**The request:** Using the records below, locate all lines containing "photo" and return them.

Data records:
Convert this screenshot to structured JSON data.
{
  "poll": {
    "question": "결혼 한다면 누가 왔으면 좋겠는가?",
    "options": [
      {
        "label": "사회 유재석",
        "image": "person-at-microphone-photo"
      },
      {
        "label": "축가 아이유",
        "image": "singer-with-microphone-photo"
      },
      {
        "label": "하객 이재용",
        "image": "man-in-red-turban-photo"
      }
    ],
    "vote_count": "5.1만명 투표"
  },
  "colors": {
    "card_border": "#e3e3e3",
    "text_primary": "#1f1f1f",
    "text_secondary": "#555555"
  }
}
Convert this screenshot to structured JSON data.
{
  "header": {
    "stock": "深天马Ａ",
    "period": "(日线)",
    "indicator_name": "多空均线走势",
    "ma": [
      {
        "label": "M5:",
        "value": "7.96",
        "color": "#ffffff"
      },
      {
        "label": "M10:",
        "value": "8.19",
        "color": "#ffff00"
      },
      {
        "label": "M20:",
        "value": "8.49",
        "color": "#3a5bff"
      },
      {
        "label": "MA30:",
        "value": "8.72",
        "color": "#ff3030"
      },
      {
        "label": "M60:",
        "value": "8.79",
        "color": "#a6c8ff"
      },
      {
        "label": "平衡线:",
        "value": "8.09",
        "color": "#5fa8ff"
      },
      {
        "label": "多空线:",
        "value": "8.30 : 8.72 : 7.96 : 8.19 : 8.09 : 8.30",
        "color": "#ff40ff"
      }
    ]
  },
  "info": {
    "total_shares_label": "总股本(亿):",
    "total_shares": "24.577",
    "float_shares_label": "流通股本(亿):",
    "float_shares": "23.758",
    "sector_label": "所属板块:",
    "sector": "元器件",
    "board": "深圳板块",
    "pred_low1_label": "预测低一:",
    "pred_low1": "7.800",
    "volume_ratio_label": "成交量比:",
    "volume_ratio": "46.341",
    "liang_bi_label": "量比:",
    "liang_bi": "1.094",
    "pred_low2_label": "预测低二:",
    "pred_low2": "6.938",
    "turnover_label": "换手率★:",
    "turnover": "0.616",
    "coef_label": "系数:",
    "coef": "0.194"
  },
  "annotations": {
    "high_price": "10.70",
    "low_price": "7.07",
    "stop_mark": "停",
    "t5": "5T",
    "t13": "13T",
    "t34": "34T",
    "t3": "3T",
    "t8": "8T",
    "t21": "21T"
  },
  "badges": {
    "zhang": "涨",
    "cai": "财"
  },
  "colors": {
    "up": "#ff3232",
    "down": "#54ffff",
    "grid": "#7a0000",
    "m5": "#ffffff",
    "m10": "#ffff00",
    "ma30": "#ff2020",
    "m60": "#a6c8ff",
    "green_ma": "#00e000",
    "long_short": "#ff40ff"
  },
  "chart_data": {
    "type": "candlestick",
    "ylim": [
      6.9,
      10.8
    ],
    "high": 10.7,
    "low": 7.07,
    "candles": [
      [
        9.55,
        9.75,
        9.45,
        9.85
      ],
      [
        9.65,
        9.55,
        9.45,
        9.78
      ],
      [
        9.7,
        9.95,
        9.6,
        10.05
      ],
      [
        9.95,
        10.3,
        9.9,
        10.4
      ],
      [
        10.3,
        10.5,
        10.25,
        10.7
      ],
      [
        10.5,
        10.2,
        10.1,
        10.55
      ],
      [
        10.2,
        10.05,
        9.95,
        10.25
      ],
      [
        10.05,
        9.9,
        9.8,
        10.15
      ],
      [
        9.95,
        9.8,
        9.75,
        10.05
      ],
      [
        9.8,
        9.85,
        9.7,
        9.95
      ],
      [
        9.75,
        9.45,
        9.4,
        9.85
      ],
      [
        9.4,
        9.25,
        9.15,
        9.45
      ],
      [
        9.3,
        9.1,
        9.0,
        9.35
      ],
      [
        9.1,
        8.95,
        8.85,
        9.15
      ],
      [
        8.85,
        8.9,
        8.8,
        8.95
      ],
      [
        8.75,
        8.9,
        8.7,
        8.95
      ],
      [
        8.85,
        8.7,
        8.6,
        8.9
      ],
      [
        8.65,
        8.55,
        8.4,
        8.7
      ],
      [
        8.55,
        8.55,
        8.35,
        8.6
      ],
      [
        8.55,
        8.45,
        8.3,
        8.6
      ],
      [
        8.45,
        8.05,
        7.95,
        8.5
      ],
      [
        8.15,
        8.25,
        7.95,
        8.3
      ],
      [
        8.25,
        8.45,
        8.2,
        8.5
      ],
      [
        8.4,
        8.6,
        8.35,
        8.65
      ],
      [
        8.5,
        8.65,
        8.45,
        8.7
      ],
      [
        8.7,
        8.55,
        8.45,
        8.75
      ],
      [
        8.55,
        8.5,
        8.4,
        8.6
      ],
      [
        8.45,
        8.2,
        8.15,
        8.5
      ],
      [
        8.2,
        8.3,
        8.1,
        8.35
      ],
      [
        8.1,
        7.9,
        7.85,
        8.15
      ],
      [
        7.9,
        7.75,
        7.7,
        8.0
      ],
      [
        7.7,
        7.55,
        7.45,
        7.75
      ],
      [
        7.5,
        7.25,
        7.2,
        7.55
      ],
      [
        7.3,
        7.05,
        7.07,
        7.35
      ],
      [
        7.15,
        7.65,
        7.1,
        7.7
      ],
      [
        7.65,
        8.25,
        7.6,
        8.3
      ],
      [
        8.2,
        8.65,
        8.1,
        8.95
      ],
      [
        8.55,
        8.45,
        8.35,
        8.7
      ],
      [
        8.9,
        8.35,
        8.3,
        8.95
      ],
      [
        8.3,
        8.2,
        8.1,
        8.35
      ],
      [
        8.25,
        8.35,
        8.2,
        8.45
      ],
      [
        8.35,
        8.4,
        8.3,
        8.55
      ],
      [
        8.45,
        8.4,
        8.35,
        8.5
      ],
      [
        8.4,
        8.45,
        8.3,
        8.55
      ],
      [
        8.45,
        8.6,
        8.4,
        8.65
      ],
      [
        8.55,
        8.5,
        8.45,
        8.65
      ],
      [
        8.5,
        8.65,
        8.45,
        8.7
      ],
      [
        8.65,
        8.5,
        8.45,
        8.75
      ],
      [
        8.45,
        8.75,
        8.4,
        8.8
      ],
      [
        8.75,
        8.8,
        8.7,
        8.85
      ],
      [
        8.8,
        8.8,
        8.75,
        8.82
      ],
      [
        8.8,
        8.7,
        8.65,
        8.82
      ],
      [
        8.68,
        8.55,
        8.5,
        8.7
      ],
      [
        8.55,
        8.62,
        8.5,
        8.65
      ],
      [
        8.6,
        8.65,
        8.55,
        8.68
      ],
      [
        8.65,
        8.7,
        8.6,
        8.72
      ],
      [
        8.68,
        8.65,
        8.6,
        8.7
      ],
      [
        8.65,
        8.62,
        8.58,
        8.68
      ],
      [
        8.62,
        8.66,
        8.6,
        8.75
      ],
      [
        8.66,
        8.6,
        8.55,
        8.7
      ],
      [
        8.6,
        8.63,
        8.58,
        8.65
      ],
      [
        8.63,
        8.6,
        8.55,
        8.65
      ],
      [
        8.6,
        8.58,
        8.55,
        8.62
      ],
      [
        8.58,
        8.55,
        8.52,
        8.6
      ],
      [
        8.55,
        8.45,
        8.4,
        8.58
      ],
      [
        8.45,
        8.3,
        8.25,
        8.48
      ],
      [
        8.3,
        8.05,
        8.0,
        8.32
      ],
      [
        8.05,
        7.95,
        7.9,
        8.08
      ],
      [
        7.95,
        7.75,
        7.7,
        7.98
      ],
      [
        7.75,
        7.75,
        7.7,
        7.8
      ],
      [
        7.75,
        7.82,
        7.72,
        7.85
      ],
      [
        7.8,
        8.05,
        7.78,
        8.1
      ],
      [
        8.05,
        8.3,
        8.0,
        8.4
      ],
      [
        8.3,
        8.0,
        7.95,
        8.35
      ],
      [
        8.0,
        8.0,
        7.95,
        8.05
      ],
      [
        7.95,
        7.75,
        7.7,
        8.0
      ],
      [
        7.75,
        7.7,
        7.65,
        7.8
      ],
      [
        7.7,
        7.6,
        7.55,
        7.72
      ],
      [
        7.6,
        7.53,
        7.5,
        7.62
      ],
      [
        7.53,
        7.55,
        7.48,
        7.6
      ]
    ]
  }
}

**Response to the exercise:**
        "image": "person-at-microphone-photo"
        "image": "singer-with-microphone-photo"
        "image": "man-in-red-turban-photo"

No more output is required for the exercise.